__EXCERPTED DATA__.
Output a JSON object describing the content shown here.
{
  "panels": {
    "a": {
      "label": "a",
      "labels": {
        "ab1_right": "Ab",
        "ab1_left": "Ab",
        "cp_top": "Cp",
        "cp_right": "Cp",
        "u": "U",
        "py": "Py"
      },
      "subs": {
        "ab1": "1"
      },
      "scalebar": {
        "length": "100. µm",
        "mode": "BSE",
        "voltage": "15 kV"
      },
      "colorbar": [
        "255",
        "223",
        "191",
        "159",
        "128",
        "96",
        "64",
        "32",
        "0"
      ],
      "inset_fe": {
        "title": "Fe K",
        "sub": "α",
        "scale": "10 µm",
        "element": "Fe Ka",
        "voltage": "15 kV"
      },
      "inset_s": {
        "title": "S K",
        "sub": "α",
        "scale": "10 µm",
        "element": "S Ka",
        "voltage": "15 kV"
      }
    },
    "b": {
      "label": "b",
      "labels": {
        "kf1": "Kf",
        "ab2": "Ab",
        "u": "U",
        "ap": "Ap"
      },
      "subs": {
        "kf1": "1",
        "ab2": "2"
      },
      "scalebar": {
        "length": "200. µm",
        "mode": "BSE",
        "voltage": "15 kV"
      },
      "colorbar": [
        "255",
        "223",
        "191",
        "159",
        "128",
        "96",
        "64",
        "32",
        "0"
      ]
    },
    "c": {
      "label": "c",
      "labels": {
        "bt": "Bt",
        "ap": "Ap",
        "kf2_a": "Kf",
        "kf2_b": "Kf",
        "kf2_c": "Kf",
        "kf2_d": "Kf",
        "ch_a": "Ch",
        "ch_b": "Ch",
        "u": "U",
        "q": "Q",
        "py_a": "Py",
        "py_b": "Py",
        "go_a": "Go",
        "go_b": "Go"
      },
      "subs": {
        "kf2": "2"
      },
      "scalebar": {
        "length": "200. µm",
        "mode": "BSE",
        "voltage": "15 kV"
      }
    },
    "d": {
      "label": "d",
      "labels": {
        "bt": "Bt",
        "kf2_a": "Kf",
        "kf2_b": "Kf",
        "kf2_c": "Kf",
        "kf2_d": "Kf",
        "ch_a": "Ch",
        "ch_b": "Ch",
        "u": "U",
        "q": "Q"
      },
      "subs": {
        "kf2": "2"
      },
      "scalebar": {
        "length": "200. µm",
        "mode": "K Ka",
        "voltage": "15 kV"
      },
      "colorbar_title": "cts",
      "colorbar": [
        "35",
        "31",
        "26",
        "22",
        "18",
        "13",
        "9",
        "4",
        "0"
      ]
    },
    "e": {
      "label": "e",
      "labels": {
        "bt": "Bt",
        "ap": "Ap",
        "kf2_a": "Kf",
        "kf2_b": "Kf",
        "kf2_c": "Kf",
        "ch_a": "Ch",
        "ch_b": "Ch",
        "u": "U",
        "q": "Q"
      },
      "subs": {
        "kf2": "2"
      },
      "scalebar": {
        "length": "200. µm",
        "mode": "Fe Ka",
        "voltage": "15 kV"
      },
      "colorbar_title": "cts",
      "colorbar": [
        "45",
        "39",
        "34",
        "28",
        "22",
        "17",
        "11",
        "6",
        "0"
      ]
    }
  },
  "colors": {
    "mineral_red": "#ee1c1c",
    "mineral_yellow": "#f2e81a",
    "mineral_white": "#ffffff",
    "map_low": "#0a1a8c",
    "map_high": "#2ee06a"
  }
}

__SET PROBLEM__. Write the data from above out again, exactly.

__THE OUTPUT__.
Output a JSON object describing the content shown here.
{
  "panels": {
    "a": {
      "label": "a",
      "labels": {
        "ab1_right": "Ab",
        "ab1_left": "Ab",
        "cp_top": "Cp",
        "cp_right": "Cp",
        "u": "U",
        "py": "Py"
      },
      "subs": {
        "ab1": "1"
      },
      "scalebar": {
        "length": "100. µm",
        "mode": "BSE",
        "voltage": "15 kV"
      },
      "colorbar": [
        "255",
        "223",
        "191",
        "159",
        "128",
        "96",
        "64",
        "32",
        "0"
      ],
      "inset_fe": {
        "title": "Fe K",
        "sub": "α",
        "scale": "10 µm",
        "element": "Fe Ka",
        "voltage": "15 kV"
      },
      "inset_s": {
        "title": "S K",
        "sub": "α",
        "scale": "10 µm",
        "element": "S Ka",
        "voltage": "15 kV"
      }
    },
    "b": {
      "label": "b",
      "labels": {
        "kf1": "Kf",
        "ab2": "Ab",
        "u": "U",
        "ap": "Ap"
      },
      "subs": {
        "kf1": "1",
        "ab2": "2"
      },
      "scalebar": {
        "length": "200. µm",
        "mode": "BSE",
        "voltage": "15 kV"
      },
      "colorbar": [
        "255",
        "223",
        "191",
        "159",
        "128",
        "96",
        "64",
        "32",
        "0"
      ]
    },
    "c": {
      "label": "c",
      "labels": {
        "bt": "Bt",
        "ap": "Ap",
        "kf2_a": "Kf",
        "kf2_b": "Kf",
        "kf2_c": "Kf",
        "kf2_d": "Kf",
        "ch_a": "Ch",
        "ch_b": "Ch",
        "u": "U",
        "q": "Q",
        "py_a": "Py",
        "py_b": "Py",
        "go_a": "Go",
        "go_b": "Go"
      },
      "subs": {
        "kf2": "2"
      },
      "scalebar": {
        "length": "200. µm",
        "mode": "BSE",
        "voltage": "15 kV"
      }
    },
    "d": {
      "label": "d",
      "labels": {
        "bt": "Bt",
        "kf2_a": "Kf",
        "kf2_b": "Kf",
        "kf2_c": "Kf",
        "kf2_d": "Kf",
        "ch_a": "Ch",
        "ch_b": "Ch",
        "u": "U",
        "q": "Q"
      },
      "subs": {
        "kf2": "2"
      },
      "scalebar": {
        "length": "200. µm",
        "mode": "K Ka",
        "voltage": "15 kV"
      },
      "colorbar_title": "cts",
      "colorbar": [
        "35",
        "31",
        "26",
        "22",
        "18",
        "13",
        "9",
        "4",
        "0"
      ]
    },
    "e": {
      "label": "e",
      "labels": {
        "bt": "Bt",
        "ap": "Ap",
        "kf2_a": "Kf",
        "kf2_b": "Kf",
        "kf2_c": "Kf",
        "ch_a": "Ch",
        "ch_b": "Ch",
        "u": "U",
        "q": "Q"
      },
      "subs": {
        "kf2": "2"
      },
      "scalebar": {
        "length": "200. µm",
        "mode": "Fe Ka",
        "voltage": "15 kV"
      },
      "colorbar_title": "cts",
      "colorbar": [
        "45",
        "39",
        "34",
        "28",
        "22",
        "17",
        "11",
        "6",
        "0"
      ]
    }
  },
  "colors": {
    "mineral_red": "#ee1c1c",
    "mineral_yellow": "#f2e81a",
    "mineral_white": "#ffffff",
    "map_low": "#0a1a8c",
    "map_high": "#2ee06a"
  }
}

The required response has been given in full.